SET TASK -
Repeat every record below exactly as it appears.

DATASET EXCERPTS -

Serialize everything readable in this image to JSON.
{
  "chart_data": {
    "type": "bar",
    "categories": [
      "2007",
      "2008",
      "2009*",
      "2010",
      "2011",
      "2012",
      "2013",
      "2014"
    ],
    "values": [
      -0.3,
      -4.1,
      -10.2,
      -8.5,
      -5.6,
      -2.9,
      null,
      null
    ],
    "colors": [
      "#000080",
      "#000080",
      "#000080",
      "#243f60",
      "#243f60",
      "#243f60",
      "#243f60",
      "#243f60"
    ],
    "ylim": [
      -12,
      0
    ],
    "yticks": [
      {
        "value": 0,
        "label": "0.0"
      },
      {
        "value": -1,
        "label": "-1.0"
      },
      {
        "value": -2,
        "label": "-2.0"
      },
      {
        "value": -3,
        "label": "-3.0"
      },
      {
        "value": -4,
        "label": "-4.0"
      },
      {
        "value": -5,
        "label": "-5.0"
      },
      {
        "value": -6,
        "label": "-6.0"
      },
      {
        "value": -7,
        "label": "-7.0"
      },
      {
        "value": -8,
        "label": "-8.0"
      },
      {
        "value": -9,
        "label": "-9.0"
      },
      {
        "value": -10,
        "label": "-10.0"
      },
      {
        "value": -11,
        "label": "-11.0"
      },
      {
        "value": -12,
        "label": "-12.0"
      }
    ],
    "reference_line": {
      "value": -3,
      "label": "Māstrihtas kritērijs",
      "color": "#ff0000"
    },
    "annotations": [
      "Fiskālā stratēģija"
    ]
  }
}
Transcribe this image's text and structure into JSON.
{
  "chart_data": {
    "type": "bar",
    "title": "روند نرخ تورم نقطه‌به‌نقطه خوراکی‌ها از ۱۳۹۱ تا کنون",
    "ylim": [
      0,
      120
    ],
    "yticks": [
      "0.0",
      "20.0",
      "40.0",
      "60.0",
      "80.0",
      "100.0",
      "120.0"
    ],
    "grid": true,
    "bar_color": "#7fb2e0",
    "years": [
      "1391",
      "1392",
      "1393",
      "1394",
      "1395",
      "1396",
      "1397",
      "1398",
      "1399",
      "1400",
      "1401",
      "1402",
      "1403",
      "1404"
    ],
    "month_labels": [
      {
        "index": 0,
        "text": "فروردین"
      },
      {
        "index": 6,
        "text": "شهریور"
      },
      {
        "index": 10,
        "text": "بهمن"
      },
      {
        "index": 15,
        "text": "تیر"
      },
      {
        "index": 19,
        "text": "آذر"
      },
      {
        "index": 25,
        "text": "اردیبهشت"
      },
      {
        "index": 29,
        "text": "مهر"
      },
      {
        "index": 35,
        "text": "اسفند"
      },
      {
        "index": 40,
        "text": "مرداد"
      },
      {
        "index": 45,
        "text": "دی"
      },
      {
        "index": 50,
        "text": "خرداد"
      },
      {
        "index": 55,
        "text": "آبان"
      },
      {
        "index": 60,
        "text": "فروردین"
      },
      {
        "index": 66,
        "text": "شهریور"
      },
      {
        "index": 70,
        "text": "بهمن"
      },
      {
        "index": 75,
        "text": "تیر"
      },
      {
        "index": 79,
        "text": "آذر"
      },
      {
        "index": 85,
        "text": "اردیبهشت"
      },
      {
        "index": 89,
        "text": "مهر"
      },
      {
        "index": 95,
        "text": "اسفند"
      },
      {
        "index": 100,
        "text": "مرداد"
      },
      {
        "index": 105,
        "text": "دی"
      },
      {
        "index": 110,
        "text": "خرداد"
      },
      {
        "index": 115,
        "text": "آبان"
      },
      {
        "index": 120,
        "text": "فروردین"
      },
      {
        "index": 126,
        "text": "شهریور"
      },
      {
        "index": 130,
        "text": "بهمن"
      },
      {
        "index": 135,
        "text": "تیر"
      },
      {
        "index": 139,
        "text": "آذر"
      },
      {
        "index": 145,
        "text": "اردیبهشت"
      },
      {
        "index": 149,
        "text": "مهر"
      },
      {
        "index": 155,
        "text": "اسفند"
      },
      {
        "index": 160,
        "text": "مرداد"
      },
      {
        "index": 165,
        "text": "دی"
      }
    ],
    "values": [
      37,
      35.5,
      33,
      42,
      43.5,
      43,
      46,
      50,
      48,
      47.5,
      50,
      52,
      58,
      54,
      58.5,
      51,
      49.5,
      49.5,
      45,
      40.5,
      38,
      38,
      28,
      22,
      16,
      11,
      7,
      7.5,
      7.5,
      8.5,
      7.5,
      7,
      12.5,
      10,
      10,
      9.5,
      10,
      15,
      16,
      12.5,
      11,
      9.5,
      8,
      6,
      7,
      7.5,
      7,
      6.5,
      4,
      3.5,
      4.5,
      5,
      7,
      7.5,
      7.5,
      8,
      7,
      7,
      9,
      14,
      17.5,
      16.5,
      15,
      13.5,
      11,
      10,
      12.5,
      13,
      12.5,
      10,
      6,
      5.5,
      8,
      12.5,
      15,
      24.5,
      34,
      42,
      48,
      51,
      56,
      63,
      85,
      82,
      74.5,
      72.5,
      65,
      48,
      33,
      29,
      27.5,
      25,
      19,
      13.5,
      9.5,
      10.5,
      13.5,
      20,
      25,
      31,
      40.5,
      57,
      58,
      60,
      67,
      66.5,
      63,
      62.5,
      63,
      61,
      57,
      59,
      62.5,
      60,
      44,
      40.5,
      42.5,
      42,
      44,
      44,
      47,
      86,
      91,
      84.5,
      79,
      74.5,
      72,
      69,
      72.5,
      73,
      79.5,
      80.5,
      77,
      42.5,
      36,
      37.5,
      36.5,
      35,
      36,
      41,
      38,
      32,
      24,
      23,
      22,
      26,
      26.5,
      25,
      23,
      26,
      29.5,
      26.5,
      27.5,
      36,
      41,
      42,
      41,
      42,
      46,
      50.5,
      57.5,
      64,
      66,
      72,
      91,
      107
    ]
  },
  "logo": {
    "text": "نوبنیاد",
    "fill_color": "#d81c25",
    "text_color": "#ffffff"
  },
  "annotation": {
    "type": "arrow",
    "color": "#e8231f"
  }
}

CORRECT RESULT -
Serialize everything readable in this image to JSON.
{
  "chart_data": {
    "type": "bar",
    "categories": [
      "2007",
      "2008",
      "2009*",
      "2010",
      "2011",
      "2012",
      "2013",
      "2014"
    ],
    "values": [
      -0.3,
      -4.1,
      -10.2,
      -8.5,
      -5.6,
      -2.9,
      null,
      null
    ],
    "colors": [
      "#000080",
      "#000080",
      "#000080",
      "#243f60",
      "#243f60",
      "#243f60",
      "#243f60",
      "#243f60"
    ],
    "ylim": [
      -12,
      0
    ],
    "yticks": [
      {
        "value": 0,
        "label": "0.0"
      },
      {
        "value": -1,
        "label": "-1.0"
      },
      {
        "value": -2,
        "label": "-2.0"
      },
      {
        "value": -3,
        "label": "-3.0"
      },
      {
        "value": -4,
        "label": "-4.0"
      },
      {
        "value": -5,
        "label": "-5.0"
      },
      {
        "value": -6,
        "label": "-6.0"
      },
      {
        "value": -7,
        "label": "-7.0"
      },
      {
        "value": -8,
        "label": "-8.0"
      },
      {
        "value": -9,
        "label": "-9.0"
      },
      {
        "value": -10,
        "label": "-10.0"
      },
      {
        "value": -11,
        "label": "-11.0"
      },
      {
        "value": -12,
        "label": "-12.0"
      }
    ],
    "reference_line": {
      "value": -3,
      "label": "Māstrihtas kritērijs",
      "color": "#ff0000"
    },
    "annotations": [
      "Fiskālā stratēģija"
    ]
  }
}
Transcribe this image's text and structure into JSON.
{
  "chart_data": {
    "type": "bar",
    "title": "روند نرخ تورم نقطه‌به‌نقطه خوراکی‌ها از ۱۳۹۱ تا کنون",
    "ylim": [
      0,
      120
    ],
    "yticks": [
      "0.0",
      "20.0",
      "40.0",
      "60.0",
      "80.0",
      "100.0",
      "120.0"
    ],
    "grid": true,
    "bar_color": "#7fb2e0",
    "years": [
      "1391",
      "1392",
      "1393",
      "1394",
      "1395",
      "1396",
      "1397",
      "1398",
      "1399",
      "1400",
      "1401",
      "1402",
      "1403",
      "1404"
    ],
    "month_labels": [
      {
        "index": 0,
        "text": "فروردین"
      },
      {
        "index": 6,
        "text": "شهریور"
      },
      {
        "index": 10,
        "text": "بهمن"
      },
      {
        "index": 15,
        "text": "تیر"
      },
      {
        "index": 19,
        "text": "آذر"
      },
      {
        "index": 25,
        "text": "اردیبهشت"
      },
      {
        "index": 29,
        "text": "مهر"
      },
      {
        "index": 35,
        "text": "اسفند"
      },
      {
        "index": 40,
        "text": "مرداد"
      },
      {
        "index": 45,
        "text": "دی"
      },
      {
        "index": 50,
        "text": "خرداد"
      },
      {
        "index": 55,
        "text": "آبان"
      },
      {
        "index": 60,
        "text": "فروردین"
      },
      {
        "index": 66,
        "text": "شهریور"
      },
      {
        "index": 70,
        "text": "بهمن"
      },
      {
        "index": 75,
        "text": "تیر"
      },
      {
        "index": 79,
        "text": "آذر"
      },
      {
        "index": 85,
        "text": "اردیبهشت"
      },
      {
        "index": 89,
        "text": "مهر"
      },
      {
        "index": 95,
        "text": "اسفند"
      },
      {
        "index": 100,
        "text": "مرداد"
      },
      {
        "index": 105,
        "text": "دی"
      },
      {
        "index": 110,
        "text": "خرداد"
      },
      {
        "index": 115,
        "text": "آبان"
      },
      {
        "index": 120,
        "text": "فروردین"
      },
      {
        "index": 126,
        "text": "شهریور"
      },
      {
        "index": 130,
        "text": "بهمن"
      },
      {
        "index": 135,
        "text": "تیر"
      },
      {
        "index": 139,
        "text": "آذر"
      },
      {
        "index": 145,
        "text": "اردیبهشت"
      },
      {
        "index": 149,
        "text": "مهر"
      },
      {
        "index": 155,
        "text": "اسفند"
      },
      {
        "index": 160,
        "text": "مرداد"
      },
      {
        "index": 165,
        "text": "دی"
      }
    ],
    "values": [
      37,
      35.5,
      33,
      42,
      43.5,
      43,
      46,
      50,
      48,
      47.5,
      50,
      52,
      58,
      54,
      58.5,
      51,
      49.5,
      49.5,
      45,
      40.5,
      38,
      38,
      28,
      22,
      16,
      11,
      7,
      7.5,
      7.5,
      8.5,
      7.5,
      7,
      12.5,
      10,
      10,
      9.5,
      10,
      15,
      16,
      12.5,
      11,
      9.5,
      8,
      6,
      7,
      7.5,
      7,
      6.5,
      4,
      3.5,
      4.5,
      5,
      7,
      7.5,
      7.5,
      8,
      7,
      7,
      9,
      14,
      17.5,
      16.5,
      15,
      13.5,
      11,
      10,
      12.5,
      13,
      12.5,
      10,
      6,
      5.5,
      8,
      12.5,
      15,
      24.5,
      34,
      42,
      48,
      51,
      56,
      63,
      85,
      82,
      74.5,
      72.5,
      65,
      48,
      33,
      29,
      27.5,
      25,
      19,
      13.5,
      9.5,
      10.5,
      13.5,
      20,
      25,
      31,
      40.5,
      57,
      58,
      60,
      67,
      66.5,
      63,
      62.5,
      63,
      61,
      57,
      59,
      62.5,
      60,
      44,
      40.5,
      42.5,
      42,
      44,
      44,
      47,
      86,
      91,
      84.5,
      79,
      74.5,
      72,
      69,
      72.5,
      73,
      79.5,
      80.5,
      77,
      42.5,
      36,
      37.5,
      36.5,
      35,
      36,
      41,
      38,
      32,
      24,
      23,
      22,
      26,
      26.5,
      25,
      23,
      26,
      29.5,
      26.5,
      27.5,
      36,
      41,
      42,
      41,
      42,
      46,
      50.5,
      57.5,
      64,
      66,
      72,
      91,
      107
    ]
  },
  "logo": {
    "text": "نوبنیاد",
    "fill_color": "#d81c25",
    "text_color": "#ffffff"
  },
  "annotation": {
    "type": "arrow",
    "color": "#e8231f"
  }
}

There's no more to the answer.